Everything in the data should be repeated exactly, save for the images.

================

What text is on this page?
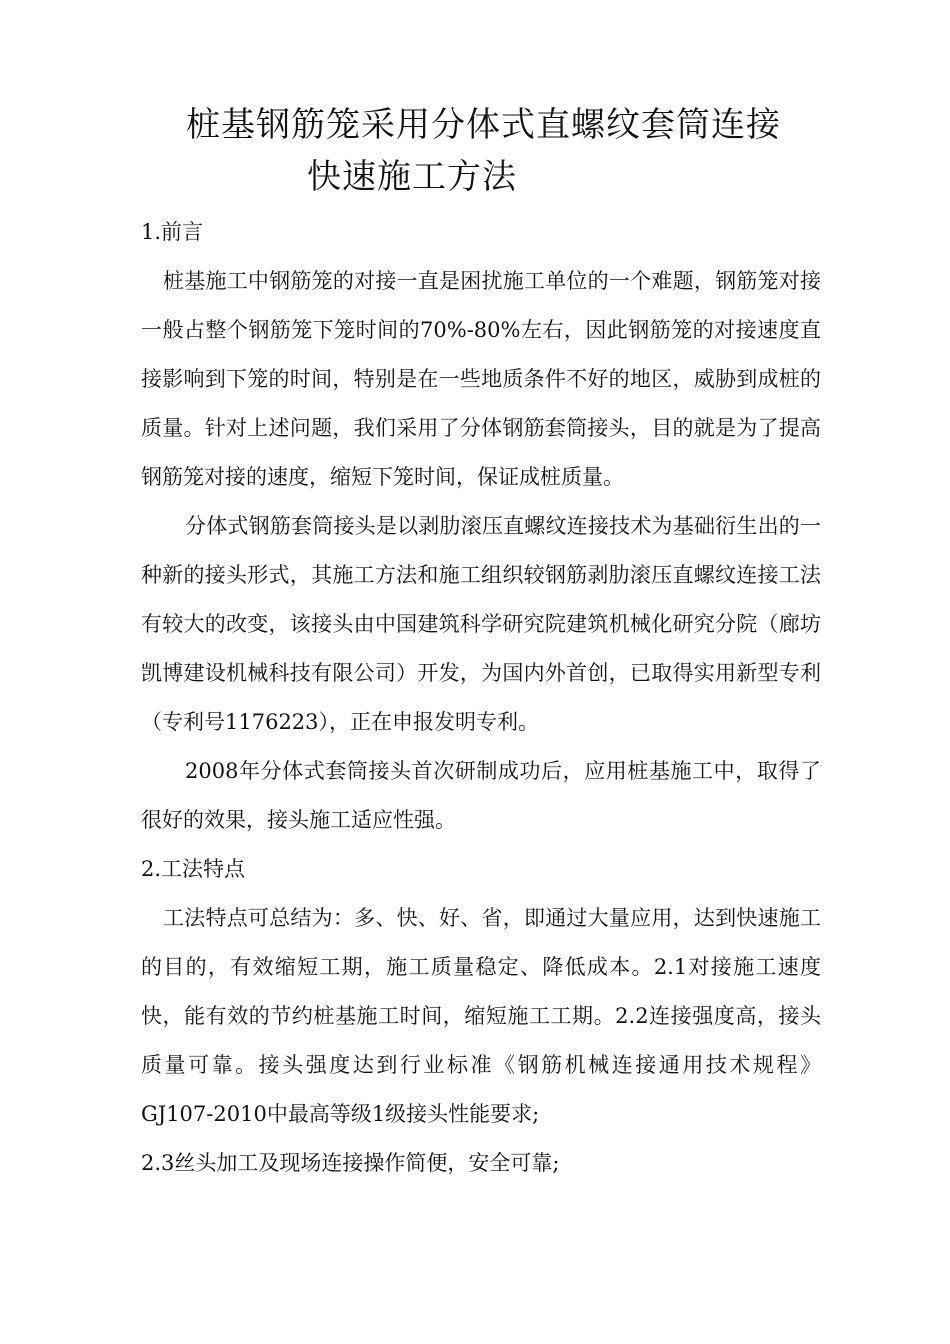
桩基钢筋笼采用分体式直螺纹套筒连接
快速施工方法

1.前言

桩基施工中钢筋笼的对接一直是困扰施工单位的一个难题，钢筋笼对接一般占整个钢筋笼下笼时间的70%-80%左右，因此钢筋笼的对接速度直接影响到下笼的时间，特别是在一些地质条件不好的地区，威胁到成桩的质量。针对上述问题，我们采用了分体钢筋套筒接头，目的就是为了提高钢筋笼对接的速度，缩短下笼时间，保证成桩质量。

分体式钢筋套筒接头是以剥肋滚压直螺纹连接技术为基础衍生出的一种新的接头形式，其施工方法和施工组织较钢筋剥肋滚压直螺纹连接工法有较大的改变，该接头由中国建筑科学研究院建筑机械化研究分院（廊坊凯博建设机械科技有限公司）开发，为国内外首创，已取得实用新型专利（专利号1176223），正在申报发明专利。

2008年分体式套筒接头首次研制成功后，应用桩基施工中，取得了很好的效果，接头施工适应性强。

2.工法特点

工法特点可总结为：多、快、好、省，即通过大量应用，达到快速施工的目的，有效缩短工期，施工质量稳定、降低成本。2.1对接施工速度快，能有效的节约桩基施工时间，缩短施工工期。2.2连接强度高，接头质量可靠。接头强度达到行业标准《钢筋机械连接通用技术规程》GJ107-2010中最高等级1级接头性能要求;

2.3丝头加工及现场连接操作简便，安全可靠;
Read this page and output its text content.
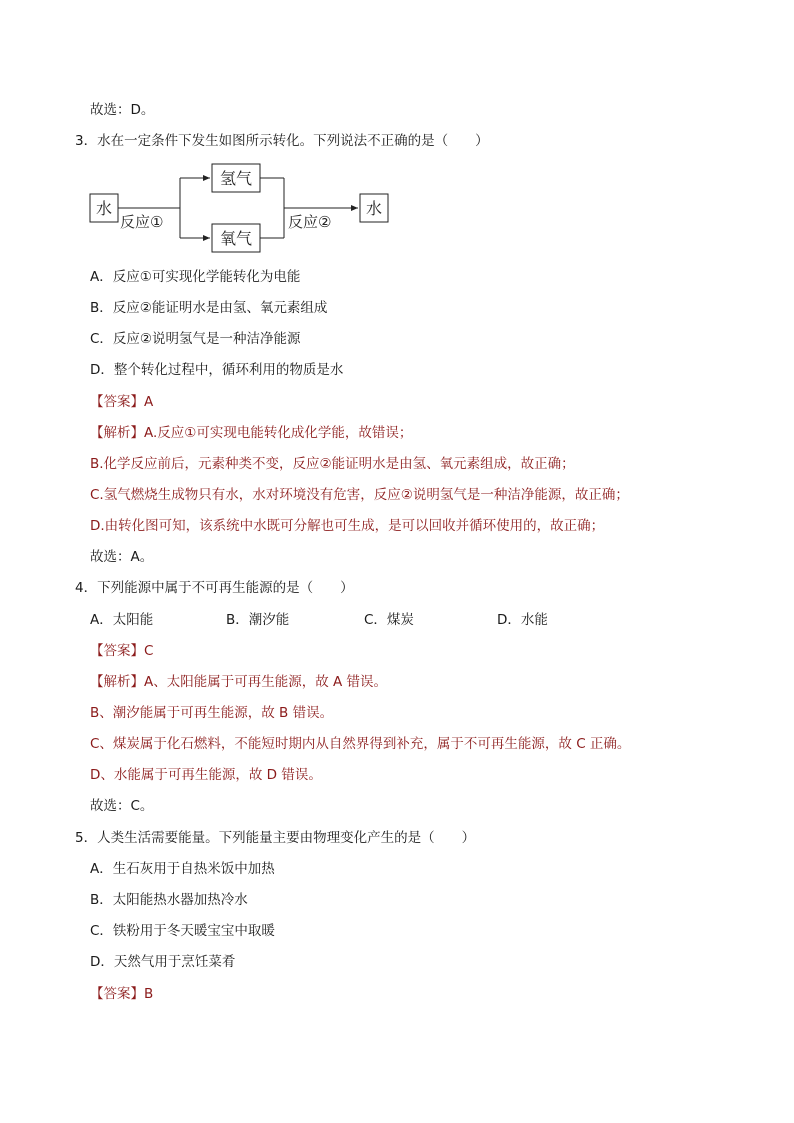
故选：D。
3．水在一定条件下发生如图所示转化。下列说法不正确的是（　　）
水
反应①
氢气
氧气
反应②
水
A．反应①可实现化学能转化为电能
B．反应②能证明水是由氢、氧元素组成
C．反应②说明氢气是一种洁净能源
D．整个转化过程中，循环利用的物质是水
【答案】A
【解析】A.反应①可实现电能转化成化学能，故错误；
B.化学反应前后，元素种类不变，反应②能证明水是由氢、氧元素组成，故正确；
C.氢气燃烧生成物只有水，水对环境没有危害，反应②说明氢气是一种洁净能源，故正确；
D.由转化图可知，该系统中水既可分解也可生成，是可以回收并循环使用的，故正确；
故选：A。
4．下列能源中属于不可再生能源的是（　　）
A．太阳能	B．潮汐能	C．煤炭	D．水能
【答案】C
【解析】A、太阳能属于可再生能源，故 A 错误。
B、潮汐能属于可再生能源，故 B 错误。
C、煤炭属于化石燃料，不能短时期内从自然界得到补充，属于不可再生能源，故 C 正确。
D、水能属于可再生能源，故 D 错误。
故选：C。
5．人类生活需要能量。下列能量主要由物理变化产生的是（　　）
A．生石灰用于自热米饭中加热
B．太阳能热水器加热冷水
C．铁粉用于冬天暖宝宝中取暖
D．天然气用于烹饪菜肴
【答案】B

================

**EXERCISE OUTPUT:**
What text is on this page?
桩基钢筋笼采用分体式直螺纹套筒连接
快速施工方法

1.前言

桩基施工中钢筋笼的对接一直是困扰施工单位的一个难题，钢筋笼对接一般占整个钢筋笼下笼时间的70%-80%左右，因此钢筋笼的对接速度直接影响到下笼的时间，特别是在一些地质条件不好的地区，威胁到成桩的质量。针对上述问题，我们采用了分体钢筋套筒接头，目的就是为了提高钢筋笼对接的速度，缩短下笼时间，保证成桩质量。

分体式钢筋套筒接头是以剥肋滚压直螺纹连接技术为基础衍生出的一种新的接头形式，其施工方法和施工组织较钢筋剥肋滚压直螺纹连接工法有较大的改变，该接头由中国建筑科学研究院建筑机械化研究分院（廊坊凯博建设机械科技有限公司）开发，为国内外首创，已取得实用新型专利（专利号1176223），正在申报发明专利。

2008年分体式套筒接头首次研制成功后，应用桩基施工中，取得了很好的效果，接头施工适应性强。

2.工法特点

工法特点可总结为：多、快、好、省，即通过大量应用，达到快速施工的目的，有效缩短工期，施工质量稳定、降低成本。2.1对接施工速度快，能有效的节约桩基施工时间，缩短施工工期。2.2连接强度高，接头质量可靠。接头强度达到行业标准《钢筋机械连接通用技术规程》GJ107-2010中最高等级1级接头性能要求;

2.3丝头加工及现场连接操作简便，安全可靠;
Read this page and output its text content.
故选：D。
3．水在一定条件下发生如图所示转化。下列说法不正确的是（　　）
水
反应①
氢气
氧气
反应②
水
A．反应①可实现化学能转化为电能
B．反应②能证明水是由氢、氧元素组成
C．反应②说明氢气是一种洁净能源
D．整个转化过程中，循环利用的物质是水
【答案】A
【解析】A.反应①可实现电能转化成化学能，故错误；
B.化学反应前后，元素种类不变，反应②能证明水是由氢、氧元素组成，故正确；
C.氢气燃烧生成物只有水，水对环境没有危害，反应②说明氢气是一种洁净能源，故正确；
D.由转化图可知，该系统中水既可分解也可生成，是可以回收并循环使用的，故正确；
故选：A。
4．下列能源中属于不可再生能源的是（　　）
A．太阳能	B．潮汐能	C．煤炭	D．水能
【答案】C
【解析】A、太阳能属于可再生能源，故 A 错误。
B、潮汐能属于可再生能源，故 B 错误。
C、煤炭属于化石燃料，不能短时期内从自然界得到补充，属于不可再生能源，故 C 正确。
D、水能属于可再生能源，故 D 错误。
故选：C。
5．人类生活需要能量。下列能量主要由物理变化产生的是（　　）
A．生石灰用于自热米饭中加热
B．太阳能热水器加热冷水
C．铁粉用于冬天暖宝宝中取暖
D．天然气用于烹饪菜肴
【答案】B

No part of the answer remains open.